— WHAT TO DO —
Can you copy every line of the records below word for word, leaving out the pictures?

[A block of data]
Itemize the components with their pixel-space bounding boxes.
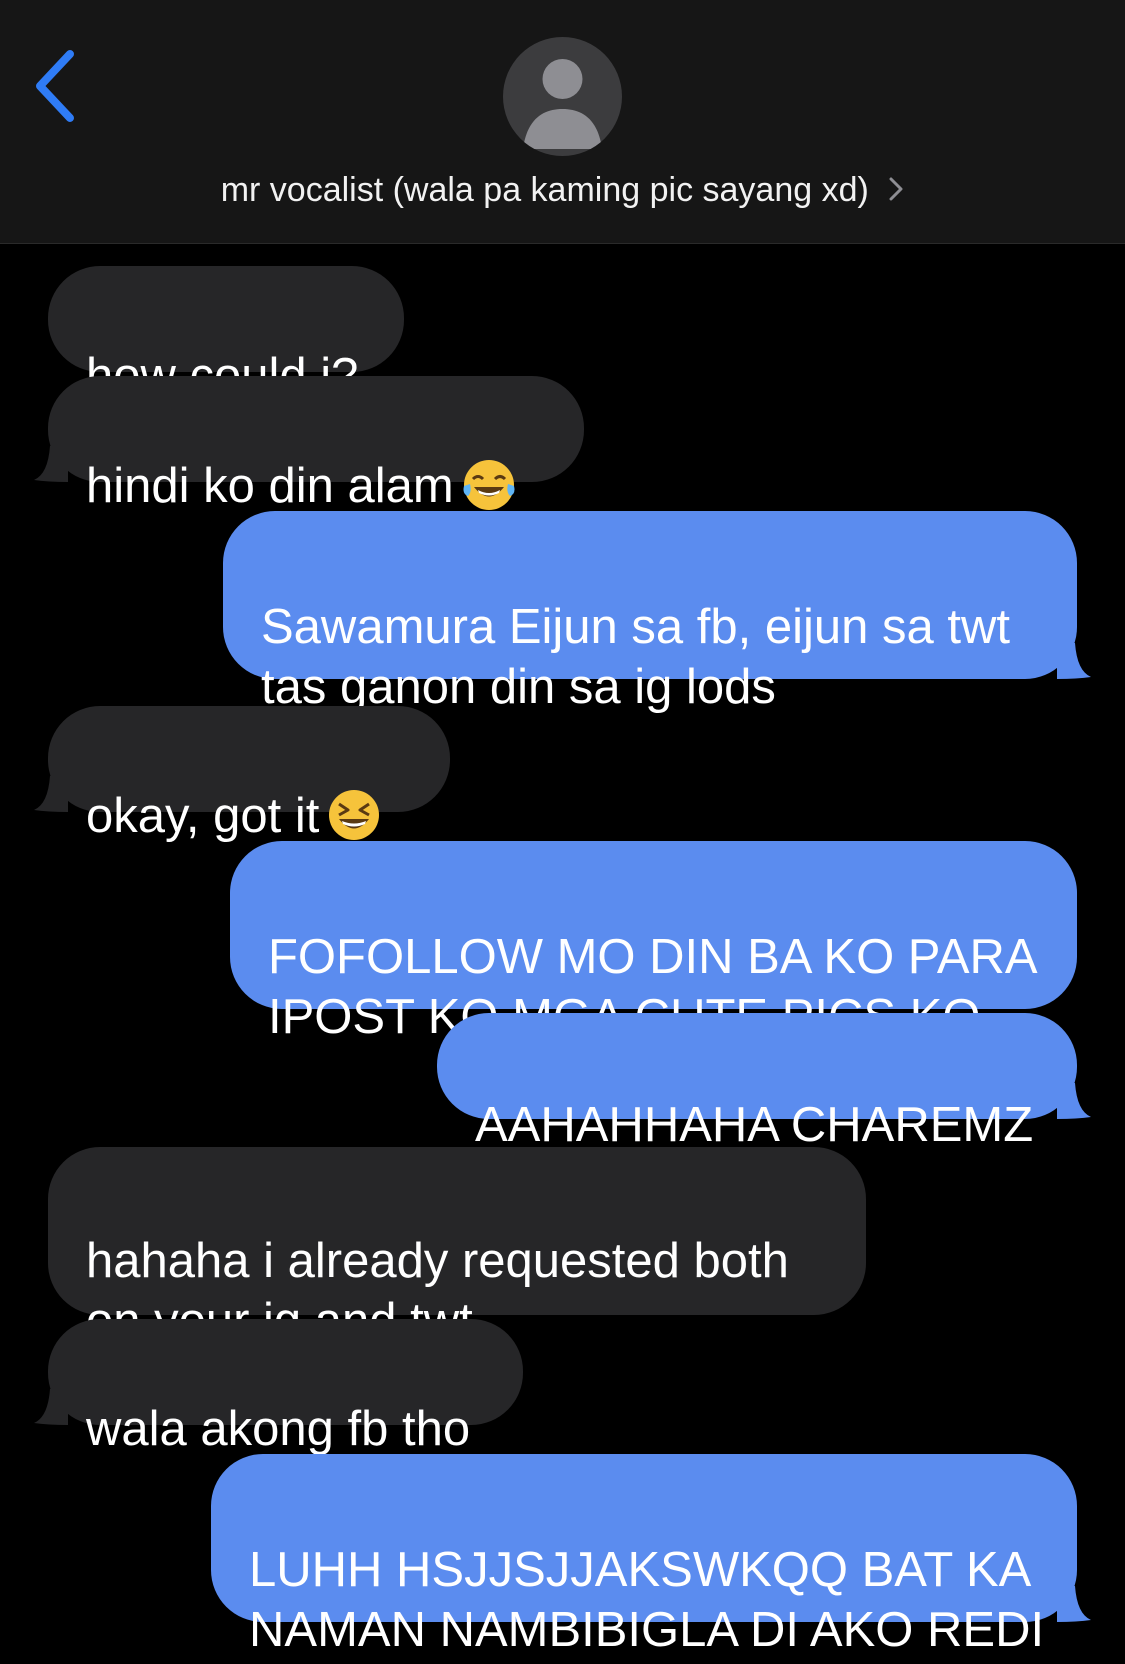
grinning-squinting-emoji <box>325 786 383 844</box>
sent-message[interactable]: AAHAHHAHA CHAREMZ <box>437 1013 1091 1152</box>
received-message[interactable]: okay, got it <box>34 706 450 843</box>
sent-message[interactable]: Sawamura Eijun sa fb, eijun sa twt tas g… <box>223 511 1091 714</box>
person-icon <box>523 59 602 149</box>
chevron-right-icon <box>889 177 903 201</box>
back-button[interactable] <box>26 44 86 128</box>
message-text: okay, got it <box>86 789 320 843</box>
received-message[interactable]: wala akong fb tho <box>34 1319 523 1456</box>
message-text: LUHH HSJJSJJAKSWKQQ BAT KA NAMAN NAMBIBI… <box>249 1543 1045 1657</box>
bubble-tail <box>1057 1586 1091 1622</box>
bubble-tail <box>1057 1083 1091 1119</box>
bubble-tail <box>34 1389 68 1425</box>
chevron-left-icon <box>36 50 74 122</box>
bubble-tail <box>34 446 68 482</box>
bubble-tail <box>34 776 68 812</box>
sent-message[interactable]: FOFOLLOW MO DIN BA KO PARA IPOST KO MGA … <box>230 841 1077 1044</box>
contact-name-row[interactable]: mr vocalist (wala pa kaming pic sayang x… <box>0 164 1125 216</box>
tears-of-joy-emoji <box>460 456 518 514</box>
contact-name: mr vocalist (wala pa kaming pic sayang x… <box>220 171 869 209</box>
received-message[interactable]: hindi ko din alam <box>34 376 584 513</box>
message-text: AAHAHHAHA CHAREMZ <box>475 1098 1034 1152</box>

— THE COMPLETED TASK —
Itemize the components with their pixel-space bounding boxes.
grinning-squinting-emoji <box>325 786 383 844</box>
sent-message[interactable]: AAHAHHAHA CHAREMZ <box>437 1013 1091 1152</box>
received-message[interactable]: okay, got it <box>34 706 450 843</box>
sent-message[interactable]: Sawamura Eijun sa fb, eijun sa twt tas g… <box>223 511 1091 714</box>
person-icon <box>523 59 602 149</box>
chevron-right-icon <box>889 177 903 201</box>
back-button[interactable] <box>26 44 86 128</box>
message-text: okay, got it <box>86 789 320 843</box>
received-message[interactable]: wala akong fb tho <box>34 1319 523 1456</box>
message-text: LUHH HSJJSJJAKSWKQQ BAT KA NAMAN NAMBIBI… <box>249 1543 1045 1657</box>
bubble-tail <box>1057 1586 1091 1622</box>
bubble-tail <box>1057 1083 1091 1119</box>
bubble-tail <box>34 1389 68 1425</box>
chevron-left-icon <box>36 50 74 122</box>
bubble-tail <box>34 446 68 482</box>
bubble-tail <box>34 776 68 812</box>
sent-message[interactable]: FOFOLLOW MO DIN BA KO PARA IPOST KO MGA … <box>230 841 1077 1044</box>
contact-name-row[interactable]: mr vocalist (wala pa kaming pic sayang x… <box>0 164 1125 216</box>
tears-of-joy-emoji <box>460 456 518 514</box>
contact-name: mr vocalist (wala pa kaming pic sayang x… <box>220 171 869 209</box>
received-message[interactable]: hindi ko din alam <box>34 376 584 513</box>
message-text: AAHAHHAHA CHAREMZ <box>475 1098 1034 1152</box>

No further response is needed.